### Provided passage
A way ESG is forced onto society is through government enacting laws promoting ESG, that private companies then have to follow. Two thirds of the major American auto manufacturers are to become electric in the near future after the American government’s new regulations, and tens of millions of dollars are to be given to private companies in subsidies for building EV (electrical vehicle) plants.

For example, Ford was pushed to transition to EVs, according to Mr. Stocklin, without that being the will of its customers.

Consumers are losing their choice, not because there is a law prohibiting a certain product but because no company is producing that product any more.

Similar things have happened with gas stoves, refrigerators, and washing machines, Mr. Stocklin said.

“The Achilles’ heel of this whole movement is simply shedding light on it, is simply to ask questions,” he added, giving the example of the mining industry. This industry cannot do enough mining for all the cobalt and lithium needed for EV batteries and there is not a single region in America that can charge all these EVs, according to his research.

In that way, just by shedding light on it, the narrative falls apart.

Another example is that the environmental part of ESG can help the environment become cleaner. But how is it helping it? By polluting the air to make batteries, and by moving 250 tons of earth for finding the minerals needed for battery production, according to Mr. Stocklin. There is also slave labor involved in Congo for the making of the batteries.

The materials are then shipped to China, where coal-fire plants produce the energy to refine them.

An electric car needs six to eight years of driving before breaking even compared with an internal combustion car, so it is not worthy of being called protector of the environment, Mr. Stocklin said.

A System of Control

ESG is built on the“idea that experts should be coming up with the plan, and it is our job to follow,” Mr. Stocklin said, comparing this mindset with the one that caused the Great Famine in China, and the famines and unaffordability of food in Soviet Russia.

### The problem
Write the next part of the ESG passage, starting after its last sentence. Nothing in the entries that follow is needed here.

### Extracted information
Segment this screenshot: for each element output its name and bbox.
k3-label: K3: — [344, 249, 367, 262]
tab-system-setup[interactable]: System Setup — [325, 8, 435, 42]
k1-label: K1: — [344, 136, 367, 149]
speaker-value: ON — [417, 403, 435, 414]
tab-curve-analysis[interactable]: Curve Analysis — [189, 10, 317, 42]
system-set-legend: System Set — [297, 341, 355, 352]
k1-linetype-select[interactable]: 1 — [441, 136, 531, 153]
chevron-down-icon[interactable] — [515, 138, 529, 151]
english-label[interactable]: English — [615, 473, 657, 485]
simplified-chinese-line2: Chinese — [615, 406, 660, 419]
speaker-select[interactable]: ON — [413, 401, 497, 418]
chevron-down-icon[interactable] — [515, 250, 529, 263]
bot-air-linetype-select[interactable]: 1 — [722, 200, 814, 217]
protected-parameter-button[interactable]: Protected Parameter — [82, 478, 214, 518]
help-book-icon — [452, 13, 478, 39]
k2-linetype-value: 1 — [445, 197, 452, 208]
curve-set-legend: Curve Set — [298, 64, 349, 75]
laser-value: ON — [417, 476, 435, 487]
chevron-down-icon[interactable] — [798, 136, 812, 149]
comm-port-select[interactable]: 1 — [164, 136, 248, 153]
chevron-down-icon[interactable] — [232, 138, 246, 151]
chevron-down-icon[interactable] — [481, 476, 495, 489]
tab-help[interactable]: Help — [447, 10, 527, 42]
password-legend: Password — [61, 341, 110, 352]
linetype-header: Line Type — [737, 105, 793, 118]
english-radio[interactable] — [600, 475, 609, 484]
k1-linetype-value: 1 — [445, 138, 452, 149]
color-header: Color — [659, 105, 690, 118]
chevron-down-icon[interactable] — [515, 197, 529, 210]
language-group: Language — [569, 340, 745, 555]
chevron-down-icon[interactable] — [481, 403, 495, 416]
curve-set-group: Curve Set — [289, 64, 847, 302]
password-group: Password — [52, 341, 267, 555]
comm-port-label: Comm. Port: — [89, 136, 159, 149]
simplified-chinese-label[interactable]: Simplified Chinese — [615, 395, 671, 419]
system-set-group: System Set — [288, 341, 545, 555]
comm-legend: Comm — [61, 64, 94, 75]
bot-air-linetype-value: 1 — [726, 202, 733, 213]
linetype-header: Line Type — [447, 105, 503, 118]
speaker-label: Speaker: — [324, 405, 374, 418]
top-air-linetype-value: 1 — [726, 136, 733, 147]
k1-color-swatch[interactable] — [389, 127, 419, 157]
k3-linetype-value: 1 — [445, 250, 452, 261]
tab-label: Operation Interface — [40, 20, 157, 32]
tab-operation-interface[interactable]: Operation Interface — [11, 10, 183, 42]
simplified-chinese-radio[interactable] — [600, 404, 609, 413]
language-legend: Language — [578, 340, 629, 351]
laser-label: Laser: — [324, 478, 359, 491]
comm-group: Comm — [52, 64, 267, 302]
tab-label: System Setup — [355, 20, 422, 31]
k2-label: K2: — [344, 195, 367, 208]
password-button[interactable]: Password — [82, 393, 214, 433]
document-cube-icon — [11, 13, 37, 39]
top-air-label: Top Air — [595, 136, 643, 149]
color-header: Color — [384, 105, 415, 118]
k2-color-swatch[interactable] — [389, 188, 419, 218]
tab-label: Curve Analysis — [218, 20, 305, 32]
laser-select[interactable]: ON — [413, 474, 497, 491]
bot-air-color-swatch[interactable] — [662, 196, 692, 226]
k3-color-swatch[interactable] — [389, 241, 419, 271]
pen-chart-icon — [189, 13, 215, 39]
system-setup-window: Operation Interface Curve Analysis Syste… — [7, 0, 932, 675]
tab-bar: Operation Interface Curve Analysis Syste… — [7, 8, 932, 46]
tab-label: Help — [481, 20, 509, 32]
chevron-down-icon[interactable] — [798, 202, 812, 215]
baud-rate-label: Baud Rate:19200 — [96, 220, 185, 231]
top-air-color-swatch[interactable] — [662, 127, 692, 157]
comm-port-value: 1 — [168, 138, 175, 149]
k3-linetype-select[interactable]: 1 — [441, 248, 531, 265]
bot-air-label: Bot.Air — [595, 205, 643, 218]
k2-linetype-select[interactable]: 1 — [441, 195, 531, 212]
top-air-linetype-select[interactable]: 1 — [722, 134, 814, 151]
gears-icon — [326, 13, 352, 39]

### Result
The most blatant example of private sector interfering with the public is the banks that froze the accounts of Canadian truckers when they were protesting for the COVID shots and mandates.

The private industry can thus control us in ways Western governments cannot, Mr. Stocklin said.

Companies can suppress society both through following laws but also by violating them, such as with collusion.

Collusion of companies to achieve business goals is not allowed by the law, but the net-zero asset-management alliance, the net-zero insurance alliance, and the similar climate clubs just do this, according to Mr. Stocklin, with the goal of pushing their companies in their portfolios to reduce fossil fuel usage.

But there was pushback to this. The House Oversight Committee and 23 state attorneys generals, for example, sent letters to the UN Net-Zero Insurance Alliance, saying, “What are you guys up to? We'd like to understand how this organization works,” Mr. Stocklin said. “Immediately, about half the insurance companies who were members quit the club. I find it very interesting that a simple letter that asks about what they are actually doing causes half the membership to just say, ‘Hey, we’re out.’”

Another way of violating the law to promote ESG ideology is the violation of civil rights. Civil rights prohibit discrimination on race, gender, or nationality.

Corporate quotas, however, discriminate based on race and nationality when they say that they have to fill a certain percentage of positions with a certain racial group, or gender group.

This behavior is recently under investigation by the U.S. Supreme Court and Harvard University, and action is expected according to Mr. Stocklin.

The ESG drama that we see playing out currently is a “clash of ideologies,” according to Mr. Stocklin.

There is a side believing that the purpose of government is to protect individual rights, and that companies should be responsible to their shareholders, meaning the people in society.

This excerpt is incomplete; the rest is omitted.